Document excerpt

------------

Rotary electric shaver

Abstract

A rotary electric shaver with a plurality of individually rotating cutting elements contained within a circular head frame that provides planetary motion to the cutting elements by rotating the head frame around the single central drive shaft of a single electric motor within the shaver body.

Description

BACKGROUND OF THE INVENTION

1. Field of the Invention

The present invention pertains to rotary electric shavers having a plurality of circular cutting heads at the distal end of the shaver that are driven by a single electric motor within the shaver body.

2. Description of the Prior Art

Rotary electric shavers rely primarily upon the rotation of circular cutting elements within the shaver heads and hand movements of the entire shaver across the surface of facial skin in order to maximize the volume of hair shaved and how closely the hair is shaved. The prior improvements disclosed for rotary electric shavers with a plurality of cutting heads have concentrated on more effective designs and shapes for the cutting head elements, their flexibility and comformity to the skin surface and the configurations of the gear chains that drive these improvements. Izumi U.S. Pat. No. 5,983,501 discloses multiple planetary gear chain assemblies that are stacked within a cylindrical housing and around multiple drive axes for the purpose of driving both an inner set of high speed cutting heads and a surrounding outer set of low speed cutting heads all of which are supported within a stationary cutting head frame. Izumi U.S. Pat. No. 6,212,776 discloses an improved version of the rotary shaver that rotates the inner and outer cutting elements within each cutting head at different speeds by means of multiple drive shafts and gears that mesh with external gear teeth on the underside of each outer cutting element and wherein all cutting heads are contained and supported within a stationary head frame. Kakimoto U.S. Pat. No. 6,317,983 discloses another version of a rotary electric shaver having inner and outer cutting elements that rotate with respect to each other within cutting heads that are contained and supported within a stationary head frame. None of the past rotary shaver improvements have disclosed a concept and means for combining planetary and rotational movement of a plurality of rotary cutting heads driven by a central drive shaft of a single electric motor.

------------

Problem
Can you copy the rotary shaver text starting at "A rotary electric shaver with" and ending at "by a single electric motor within the shaver body.", renaming "shaver body" as "shaver housing"? The records are separate material and not part of the rotary shaver text.

(Data entries)
------------

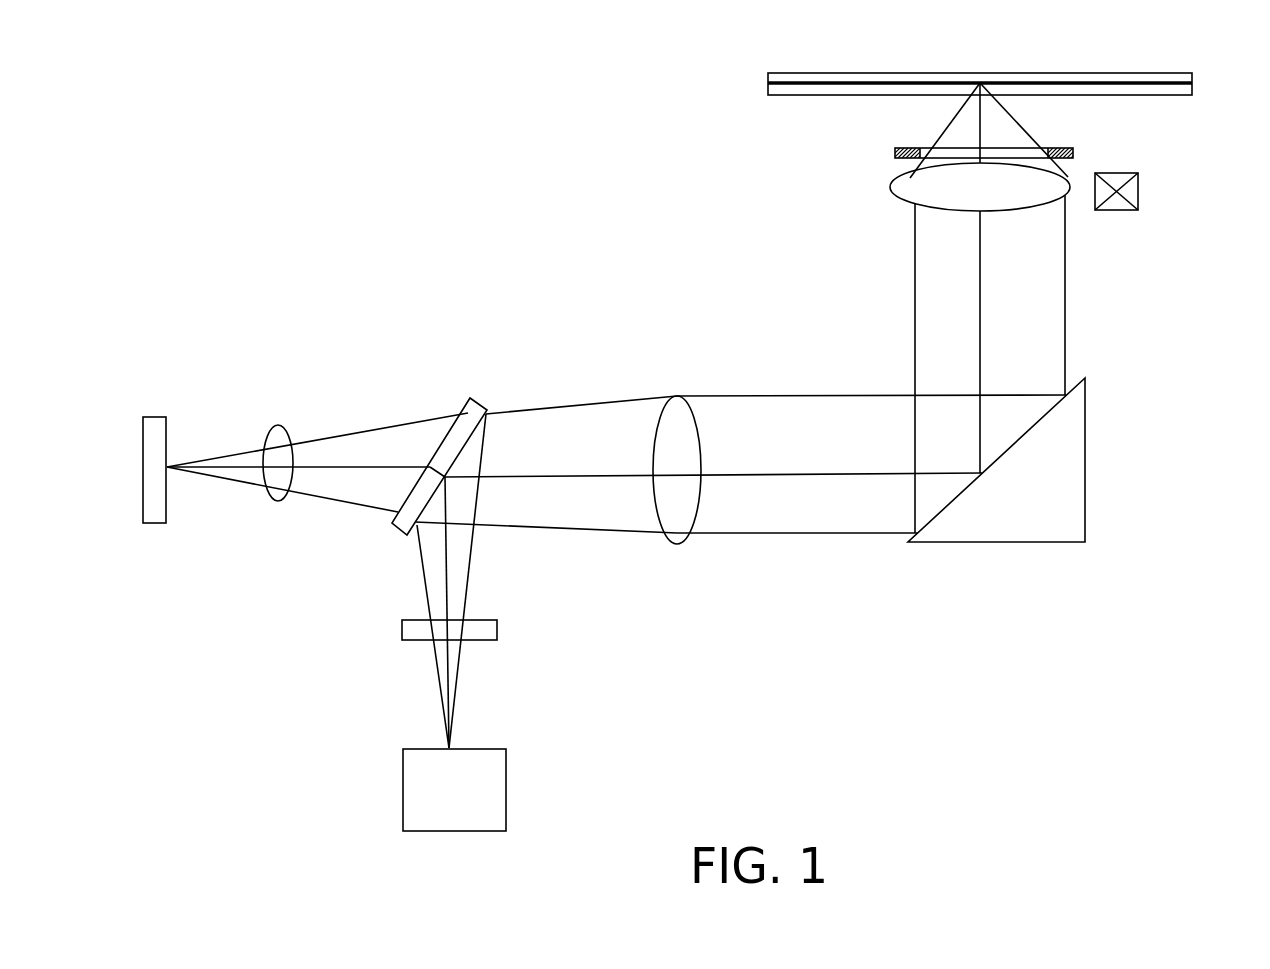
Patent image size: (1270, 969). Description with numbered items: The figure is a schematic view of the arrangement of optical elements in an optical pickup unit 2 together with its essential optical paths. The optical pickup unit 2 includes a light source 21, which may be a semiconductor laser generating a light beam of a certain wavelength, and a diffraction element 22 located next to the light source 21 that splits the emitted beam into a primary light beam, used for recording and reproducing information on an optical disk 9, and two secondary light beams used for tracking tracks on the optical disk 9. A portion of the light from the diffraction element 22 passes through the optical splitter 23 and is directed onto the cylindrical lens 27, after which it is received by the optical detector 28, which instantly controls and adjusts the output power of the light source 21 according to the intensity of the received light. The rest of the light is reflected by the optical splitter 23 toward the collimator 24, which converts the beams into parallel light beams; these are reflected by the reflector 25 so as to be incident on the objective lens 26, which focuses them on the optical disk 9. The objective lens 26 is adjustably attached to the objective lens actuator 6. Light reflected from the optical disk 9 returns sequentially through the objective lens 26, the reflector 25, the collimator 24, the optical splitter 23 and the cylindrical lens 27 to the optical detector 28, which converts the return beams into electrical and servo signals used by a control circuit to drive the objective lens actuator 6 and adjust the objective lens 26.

The optical pickup unit 2 is at (585, 149).
The optical disk 9 is at (1175, 80).
The objective lens 26 is at (1033, 190).
The objective lens actuator 6 is at (1118, 203).
The reflector 25 is at (1053, 487).
The collimator 24 is at (682, 430).
The optical splitter 23 is at (460, 430).
The cylindrical lens 27 is at (277, 442).
The optical detector 28 is at (153, 427).
The diffraction element 22 is at (487, 630).
The light source 21 is at (480, 787).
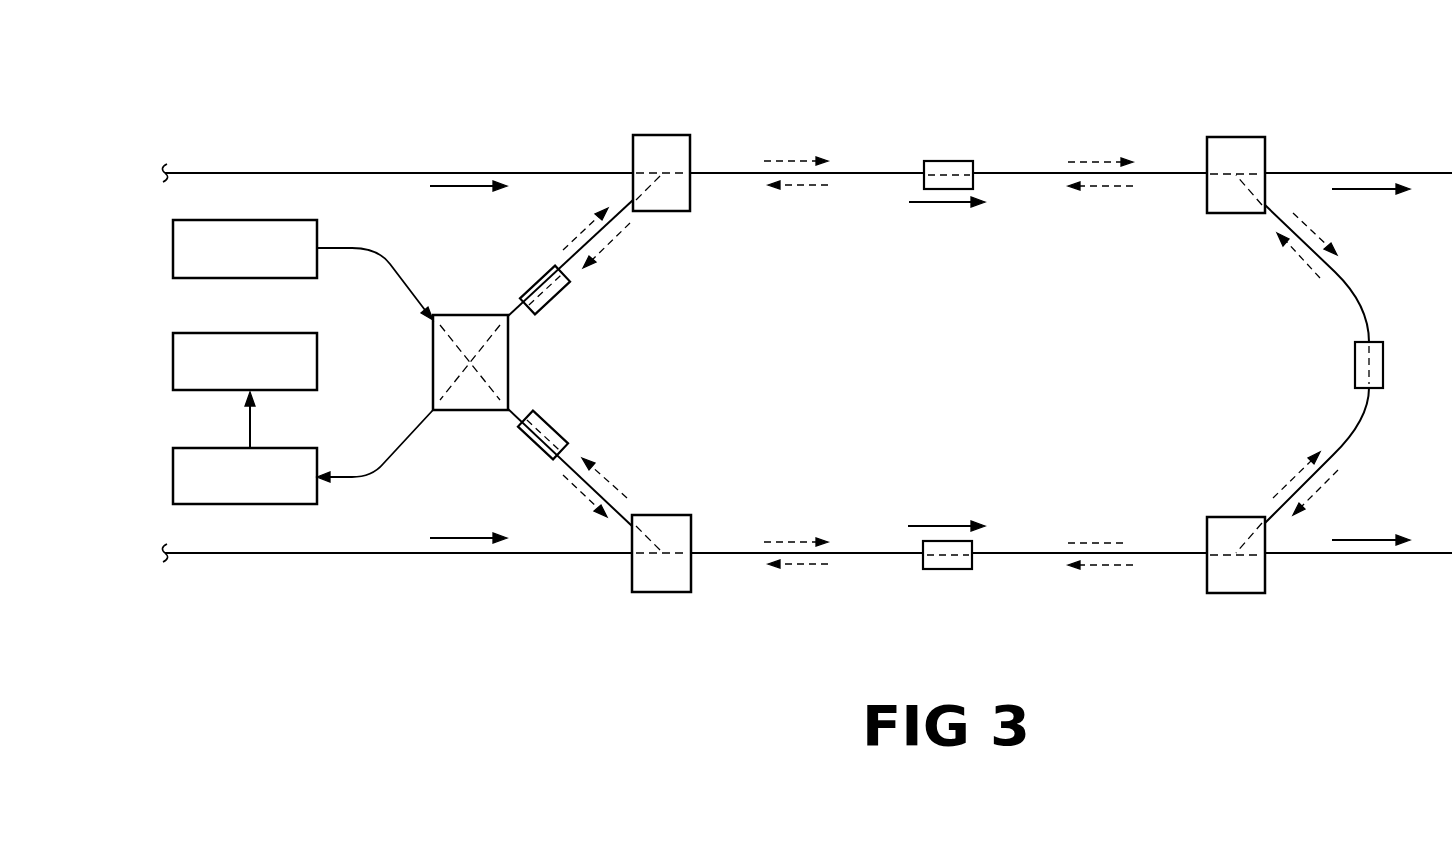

------------

Output for this exercise
A rotary electric shaver with a plurality of individually rotating cutting elements contained within a circular head frame that provides planetary motion to the cutting elements by rotating the head frame around the single central drive shaft of a single electric motor within the shaver housing.

Description

BACKGROUND OF THE INVENTION

1. Field of the Invention

The present invention pertains to rotary electric shavers having a plurality of circular cutting heads at the distal end of the shaver that are driven by a single electric motor within the shaver housing.